TO BE DONE → Extract every line below that contains the word "целей".

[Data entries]
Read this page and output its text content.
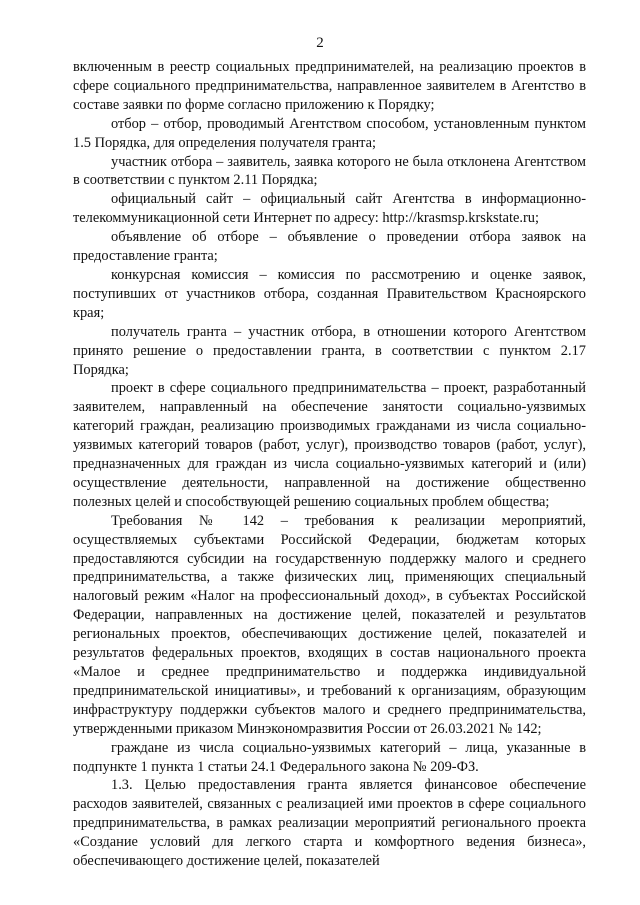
2

включенным в реестр социальных предпринимателей, на реализацию проектов в сфере социального предпринимательства, направленное заявителем в Агентство в составе заявки по форме согласно приложению к Порядку;

отбор – отбор, проводимый Агентством способом, установленным пунктом 1.5 Порядка, для определения получателя гранта;

участник отбора – заявитель, заявка которого не была отклонена Агентством в соответствии с пунктом 2.11 Порядка;

официальный сайт – официальный сайт Агентства в информационно-телекоммуникационной сети Интернет по адресу: http://krasmsp.krskstate.ru;

объявление об отборе – объявление о проведении отбора заявок на предоставление гранта;

конкурсная комиссия – комиссия по рассмотрению и оценке заявок, поступивших от участников отбора, созданная Правительством Красноярского края;

получатель гранта – участник отбора, в отношении которого Агентством принято решение о предоставлении гранта, в соответствии с пунктом 2.17 Порядка;

проект в сфере социального предпринимательства – проект, разработанный заявителем, направленный на обеспечение занятости социально-уязвимых категорий граждан, реализацию производимых гражданами из числа социально-уязвимых категорий товаров (работ, услуг), производство товаров (работ, услуг), предназначенных для граждан из числа социально-уязвимых категорий и (или) осуществление деятельности, направленной на достижение общественно полезных целей и способствующей решению социальных проблем общества;

Требования № 142 – требования к реализации мероприятий, осуществляемых субъектами Российской Федерации, бюджетам которых предоставляются субсидии на государственную поддержку малого и среднего предпринимательства, а также физических лиц, применяющих специальный налоговый режим «Налог на профессиональный доход», в субъектах Российской Федерации, направленных на достижение целей, показателей и результатов региональных проектов, обеспечивающих достижение целей, показателей и результатов федеральных проектов, входящих в состав национального проекта «Малое и среднее предпринимательство и поддержка индивидуальной предпринимательской инициативы», и требований к организациям, образующим инфраструктуру поддержки субъектов малого и среднего предпринимательства, утвержденными приказом Минэкономразвития России от 26.03.2021 № 142;

граждане из числа социально-уязвимых категорий – лица, указанные в подпункте 1 пункта 1 статьи 24.1 Федерального закона № 209-ФЗ.

1.3. Целью предоставления гранта является финансовое обеспечение расходов заявителей, связанных с реализацией ими проектов в сфере социального предпринимательства, в рамках реализации мероприятий регионального проекта «Создание условий для легкого старта и комфортного ведения бизнеса», обеспечивающего достижение целей, показателей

COMPLETE RESPONSE →
проект в сфере социального предпринимательства – проект, разработанный заявителем, направленный на обеспечение занятости социально-уязвимых категорий граждан, реализацию производимых гражданами из числа социально-уязвимых категорий товаров (работ, услуг), производство товаров (работ, услуг), предназначенных для граждан из числа социально-уязвимых категорий и (или) осуществление деятельности, направленной на достижение общественно полезных целей и способствующей решению социальных проблем общества;
Требования № 142 – требования к реализации мероприятий, осуществляемых субъектами Российской Федерации, бюджетам которых предоставляются субсидии на государственную поддержку малого и среднего предпринимательства, а также физических лиц, применяющих специальный налоговый режим «Налог на профессиональный доход», в субъектах Российской Федерации, направленных на достижение целей, показателей и результатов региональных проектов, обеспечивающих достижение целей, показателей и результатов федеральных проектов, входящих в состав национального проекта «Малое и среднее предпринимательство и поддержка индивидуальной предпринимательской инициативы», и требований к организациям, образующим инфраструктуру поддержки субъектов малого и среднего предпринимательства, утвержденными приказом Минэкономразвития России от 26.03.2021 № 142;
1.3. Целью предоставления гранта является финансовое обеспечение расходов заявителей, связанных с реализацией ими проектов в сфере социального предпринимательства, в рамках реализации мероприятий регионального проекта «Создание условий для легкого старта и комфортного ведения бизнеса», обеспечивающего достижение целей, показателей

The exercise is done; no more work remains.